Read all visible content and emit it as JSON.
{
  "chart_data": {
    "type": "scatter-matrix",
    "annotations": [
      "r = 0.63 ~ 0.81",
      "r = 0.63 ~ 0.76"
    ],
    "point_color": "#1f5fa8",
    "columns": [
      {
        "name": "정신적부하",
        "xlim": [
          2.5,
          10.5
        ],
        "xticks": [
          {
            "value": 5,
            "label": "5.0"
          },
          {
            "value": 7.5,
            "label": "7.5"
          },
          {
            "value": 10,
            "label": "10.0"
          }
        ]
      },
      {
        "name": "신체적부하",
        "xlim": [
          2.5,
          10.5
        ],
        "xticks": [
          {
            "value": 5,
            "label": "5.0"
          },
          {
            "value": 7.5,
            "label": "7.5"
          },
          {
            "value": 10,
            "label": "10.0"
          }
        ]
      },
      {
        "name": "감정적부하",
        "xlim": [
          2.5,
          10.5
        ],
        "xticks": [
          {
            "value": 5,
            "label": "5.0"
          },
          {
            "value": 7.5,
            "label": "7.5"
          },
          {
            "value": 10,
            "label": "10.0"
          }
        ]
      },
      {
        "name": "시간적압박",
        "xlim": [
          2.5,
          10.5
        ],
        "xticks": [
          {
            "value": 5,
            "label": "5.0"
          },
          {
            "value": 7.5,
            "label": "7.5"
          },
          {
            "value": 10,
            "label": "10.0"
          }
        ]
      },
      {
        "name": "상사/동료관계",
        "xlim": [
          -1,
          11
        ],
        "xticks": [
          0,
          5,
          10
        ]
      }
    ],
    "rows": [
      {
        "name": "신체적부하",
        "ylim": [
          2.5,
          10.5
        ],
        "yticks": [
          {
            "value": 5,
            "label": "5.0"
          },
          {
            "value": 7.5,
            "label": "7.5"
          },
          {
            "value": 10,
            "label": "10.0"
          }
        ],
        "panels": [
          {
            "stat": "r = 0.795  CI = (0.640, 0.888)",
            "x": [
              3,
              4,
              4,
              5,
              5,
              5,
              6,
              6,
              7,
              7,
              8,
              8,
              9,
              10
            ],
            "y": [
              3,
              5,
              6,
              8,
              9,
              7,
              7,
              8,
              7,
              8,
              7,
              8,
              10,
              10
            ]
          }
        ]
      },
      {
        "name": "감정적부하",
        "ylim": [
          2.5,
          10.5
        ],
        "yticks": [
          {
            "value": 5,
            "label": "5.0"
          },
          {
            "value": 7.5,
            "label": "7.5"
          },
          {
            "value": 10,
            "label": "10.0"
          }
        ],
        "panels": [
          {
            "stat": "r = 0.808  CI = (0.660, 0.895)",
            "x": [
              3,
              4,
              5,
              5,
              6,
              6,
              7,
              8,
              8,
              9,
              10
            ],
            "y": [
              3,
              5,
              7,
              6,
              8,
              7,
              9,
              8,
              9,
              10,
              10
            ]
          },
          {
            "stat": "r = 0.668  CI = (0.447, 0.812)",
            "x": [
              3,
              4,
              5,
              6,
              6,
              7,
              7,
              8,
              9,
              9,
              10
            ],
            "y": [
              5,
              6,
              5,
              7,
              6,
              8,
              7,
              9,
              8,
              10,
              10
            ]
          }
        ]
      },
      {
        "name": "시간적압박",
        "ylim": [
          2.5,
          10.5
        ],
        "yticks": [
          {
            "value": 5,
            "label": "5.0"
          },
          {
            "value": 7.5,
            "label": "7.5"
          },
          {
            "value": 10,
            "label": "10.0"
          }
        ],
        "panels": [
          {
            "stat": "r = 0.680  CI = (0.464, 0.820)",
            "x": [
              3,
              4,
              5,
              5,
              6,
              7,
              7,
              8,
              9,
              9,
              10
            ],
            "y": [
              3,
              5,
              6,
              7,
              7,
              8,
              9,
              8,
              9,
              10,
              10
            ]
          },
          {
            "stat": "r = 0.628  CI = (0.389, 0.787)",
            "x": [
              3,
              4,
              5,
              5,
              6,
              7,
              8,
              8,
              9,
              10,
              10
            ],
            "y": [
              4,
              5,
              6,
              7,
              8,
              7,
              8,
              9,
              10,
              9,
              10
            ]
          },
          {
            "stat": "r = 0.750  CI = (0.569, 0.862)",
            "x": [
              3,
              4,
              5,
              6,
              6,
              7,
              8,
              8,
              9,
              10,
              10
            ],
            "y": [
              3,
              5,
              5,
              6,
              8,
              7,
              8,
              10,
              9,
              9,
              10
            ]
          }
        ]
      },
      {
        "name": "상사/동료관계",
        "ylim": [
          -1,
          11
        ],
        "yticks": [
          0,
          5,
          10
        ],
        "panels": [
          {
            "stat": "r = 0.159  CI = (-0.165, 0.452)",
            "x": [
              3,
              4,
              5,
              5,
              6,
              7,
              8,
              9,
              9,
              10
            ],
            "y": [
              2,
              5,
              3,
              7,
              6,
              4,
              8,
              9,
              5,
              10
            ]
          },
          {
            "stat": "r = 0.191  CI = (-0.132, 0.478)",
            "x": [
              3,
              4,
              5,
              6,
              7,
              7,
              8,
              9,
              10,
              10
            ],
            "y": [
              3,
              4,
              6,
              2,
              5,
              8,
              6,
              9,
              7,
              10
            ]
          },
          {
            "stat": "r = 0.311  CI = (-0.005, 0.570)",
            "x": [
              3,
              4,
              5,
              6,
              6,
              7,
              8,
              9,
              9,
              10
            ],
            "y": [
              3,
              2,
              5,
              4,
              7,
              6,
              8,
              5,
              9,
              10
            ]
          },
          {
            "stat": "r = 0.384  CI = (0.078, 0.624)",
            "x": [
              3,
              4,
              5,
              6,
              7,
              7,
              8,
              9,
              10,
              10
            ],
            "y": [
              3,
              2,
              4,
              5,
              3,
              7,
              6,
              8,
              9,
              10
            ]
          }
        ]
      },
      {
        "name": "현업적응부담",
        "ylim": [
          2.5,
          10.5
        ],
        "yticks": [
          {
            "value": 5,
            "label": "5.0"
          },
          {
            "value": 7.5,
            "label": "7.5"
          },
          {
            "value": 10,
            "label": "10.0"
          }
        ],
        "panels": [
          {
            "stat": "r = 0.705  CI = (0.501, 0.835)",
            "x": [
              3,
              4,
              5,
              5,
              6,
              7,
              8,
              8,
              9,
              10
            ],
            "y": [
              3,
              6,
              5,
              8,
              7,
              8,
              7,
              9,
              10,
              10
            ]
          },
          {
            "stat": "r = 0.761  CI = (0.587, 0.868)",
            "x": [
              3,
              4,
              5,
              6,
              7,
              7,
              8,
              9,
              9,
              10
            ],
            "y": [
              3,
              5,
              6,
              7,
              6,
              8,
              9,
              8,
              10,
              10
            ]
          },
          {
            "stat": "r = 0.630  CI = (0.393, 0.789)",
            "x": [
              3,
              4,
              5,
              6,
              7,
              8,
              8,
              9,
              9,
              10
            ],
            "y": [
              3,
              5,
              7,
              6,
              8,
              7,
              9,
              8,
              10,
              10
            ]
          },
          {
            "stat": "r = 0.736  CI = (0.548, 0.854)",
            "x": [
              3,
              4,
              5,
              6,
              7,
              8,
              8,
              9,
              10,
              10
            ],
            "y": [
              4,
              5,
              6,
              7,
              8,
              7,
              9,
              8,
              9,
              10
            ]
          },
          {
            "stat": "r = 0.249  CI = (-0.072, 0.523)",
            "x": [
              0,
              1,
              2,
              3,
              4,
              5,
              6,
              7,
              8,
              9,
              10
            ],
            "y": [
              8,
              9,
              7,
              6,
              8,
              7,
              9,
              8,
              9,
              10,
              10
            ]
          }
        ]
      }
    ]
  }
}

The request: Print every record above exactly as written.

Complete answer:
Read all visible content and emit it as JSON.
{
  "chart_data": {
    "type": "scatter-matrix",
    "annotations": [
      "r = 0.63 ~ 0.81",
      "r = 0.63 ~ 0.76"
    ],
    "point_color": "#1f5fa8",
    "columns": [
      {
        "name": "정신적부하",
        "xlim": [
          2.5,
          10.5
        ],
        "xticks": [
          {
            "value": 5,
            "label": "5.0"
          },
          {
            "value": 7.5,
            "label": "7.5"
          },
          {
            "value": 10,
            "label": "10.0"
          }
        ]
      },
      {
        "name": "신체적부하",
        "xlim": [
          2.5,
          10.5
        ],
        "xticks": [
          {
            "value": 5,
            "label": "5.0"
          },
          {
            "value": 7.5,
            "label": "7.5"
          },
          {
            "value": 10,
            "label": "10.0"
          }
        ]
      },
      {
        "name": "감정적부하",
        "xlim": [
          2.5,
          10.5
        ],
        "xticks": [
          {
            "value": 5,
            "label": "5.0"
          },
          {
            "value": 7.5,
            "label": "7.5"
          },
          {
            "value": 10,
            "label": "10.0"
          }
        ]
      },
      {
        "name": "시간적압박",
        "xlim": [
          2.5,
          10.5
        ],
        "xticks": [
          {
            "value": 5,
            "label": "5.0"
          },
          {
            "value": 7.5,
            "label": "7.5"
          },
          {
            "value": 10,
            "label": "10.0"
          }
        ]
      },
      {
        "name": "상사/동료관계",
        "xlim": [
          -1,
          11
        ],
        "xticks": [
          0,
          5,
          10
        ]
      }
    ],
    "rows": [
      {
        "name": "신체적부하",
        "ylim": [
          2.5,
          10.5
        ],
        "yticks": [
          {
            "value": 5,
            "label": "5.0"
          },
          {
            "value": 7.5,
            "label": "7.5"
          },
          {
            "value": 10,
            "label": "10.0"
          }
        ],
        "panels": [
          {
            "stat": "r = 0.795  CI = (0.640, 0.888)",
            "x": [
              3,
              4,
              4,
              5,
              5,
              5,
              6,
              6,
              7,
              7,
              8,
              8,
              9,
              10
            ],
            "y": [
              3,
              5,
              6,
              8,
              9,
              7,
              7,
              8,
              7,
              8,
              7,
              8,
              10,
              10
            ]
          }
        ]
      },
      {
        "name": "감정적부하",
        "ylim": [
          2.5,
          10.5
        ],
        "yticks": [
          {
            "value": 5,
            "label": "5.0"
          },
          {
            "value": 7.5,
            "label": "7.5"
          },
          {
            "value": 10,
            "label": "10.0"
          }
        ],
        "panels": [
          {
            "stat": "r = 0.808  CI = (0.660, 0.895)",
            "x": [
              3,
              4,
              5,
              5,
              6,
              6,
              7,
              8,
              8,
              9,
              10
            ],
            "y": [
              3,
              5,
              7,
              6,
              8,
              7,
              9,
              8,
              9,
              10,
              10
            ]
          },
          {
            "stat": "r = 0.668  CI = (0.447, 0.812)",
            "x": [
              3,
              4,
              5,
              6,
              6,
              7,
              7,
              8,
              9,
              9,
              10
            ],
            "y": [
              5,
              6,
              5,
              7,
              6,
              8,
              7,
              9,
              8,
              10,
              10
            ]
          }
        ]
      },
      {
        "name": "시간적압박",
        "ylim": [
          2.5,
          10.5
        ],
        "yticks": [
          {
            "value": 5,
            "label": "5.0"
          },
          {
            "value": 7.5,
            "label": "7.5"
          },
          {
            "value": 10,
            "label": "10.0"
          }
        ],
        "panels": [
          {
            "stat": "r = 0.680  CI = (0.464, 0.820)",
            "x": [
              3,
              4,
              5,
              5,
              6,
              7,
              7,
              8,
              9,
              9,
              10
            ],
            "y": [
              3,
              5,
              6,
              7,
              7,
              8,
              9,
              8,
              9,
              10,
              10
            ]
          },
          {
            "stat": "r = 0.628  CI = (0.389, 0.787)",
            "x": [
              3,
              4,
              5,
              5,
              6,
              7,
              8,
              8,
              9,
              10,
              10
            ],
            "y": [
              4,
              5,
              6,
              7,
              8,
              7,
              8,
              9,
              10,
              9,
              10
            ]
          },
          {
            "stat": "r = 0.750  CI = (0.569, 0.862)",
            "x": [
              3,
              4,
              5,
              6,
              6,
              7,
              8,
              8,
              9,
              10,
              10
            ],
            "y": [
              3,
              5,
              5,
              6,
              8,
              7,
              8,
              10,
              9,
              9,
              10
            ]
          }
        ]
      },
      {
        "name": "상사/동료관계",
        "ylim": [
          -1,
          11
        ],
        "yticks": [
          0,
          5,
          10
        ],
        "panels": [
          {
            "stat": "r = 0.159  CI = (-0.165, 0.452)",
            "x": [
              3,
              4,
              5,
              5,
              6,
              7,
              8,
              9,
              9,
              10
            ],
            "y": [
              2,
              5,
              3,
              7,
              6,
              4,
              8,
              9,
              5,
              10
            ]
          },
          {
            "stat": "r = 0.191  CI = (-0.132, 0.478)",
            "x": [
              3,
              4,
              5,
              6,
              7,
              7,
              8,
              9,
              10,
              10
            ],
            "y": [
              3,
              4,
              6,
              2,
              5,
              8,
              6,
              9,
              7,
              10
            ]
          },
          {
            "stat": "r = 0.311  CI = (-0.005, 0.570)",
            "x": [
              3,
              4,
              5,
              6,
              6,
              7,
              8,
              9,
              9,
              10
            ],
            "y": [
              3,
              2,
              5,
              4,
              7,
              6,
              8,
              5,
              9,
              10
            ]
          },
          {
            "stat": "r = 0.384  CI = (0.078, 0.624)",
            "x": [
              3,
              4,
              5,
              6,
              7,
              7,
              8,
              9,
              10,
              10
            ],
            "y": [
              3,
              2,
              4,
              5,
              3,
              7,
              6,
              8,
              9,
              10
            ]
          }
        ]
      },
      {
        "name": "현업적응부담",
        "ylim": [
          2.5,
          10.5
        ],
        "yticks": [
          {
            "value": 5,
            "label": "5.0"
          },
          {
            "value": 7.5,
            "label": "7.5"
          },
          {
            "value": 10,
            "label": "10.0"
          }
        ],
        "panels": [
          {
            "stat": "r = 0.705  CI = (0.501, 0.835)",
            "x": [
              3,
              4,
              5,
              5,
              6,
              7,
              8,
              8,
              9,
              10
            ],
            "y": [
              3,
              6,
              5,
              8,
              7,
              8,
              7,
              9,
              10,
              10
            ]
          },
          {
            "stat": "r = 0.761  CI = (0.587, 0.868)",
            "x": [
              3,
              4,
              5,
              6,
              7,
              7,
              8,
              9,
              9,
              10
            ],
            "y": [
              3,
              5,
              6,
              7,
              6,
              8,
              9,
              8,
              10,
              10
            ]
          },
          {
            "stat": "r = 0.630  CI = (0.393, 0.789)",
            "x": [
              3,
              4,
              5,
              6,
              7,
              8,
              8,
              9,
              9,
              10
            ],
            "y": [
              3,
              5,
              7,
              6,
              8,
              7,
              9,
              8,
              10,
              10
            ]
          },
          {
            "stat": "r = 0.736  CI = (0.548, 0.854)",
            "x": [
              3,
              4,
              5,
              6,
              7,
              8,
              8,
              9,
              10,
              10
            ],
            "y": [
              4,
              5,
              6,
              7,
              8,
              7,
              9,
              8,
              9,
              10
            ]
          },
          {
            "stat": "r = 0.249  CI = (-0.072, 0.523)",
            "x": [
              0,
              1,
              2,
              3,
              4,
              5,
              6,
              7,
              8,
              9,
              10
            ],
            "y": [
              8,
              9,
              7,
              6,
              8,
              7,
              9,
              8,
              9,
              10,
              10
            ]
          }
        ]
      }
    ]
  }
}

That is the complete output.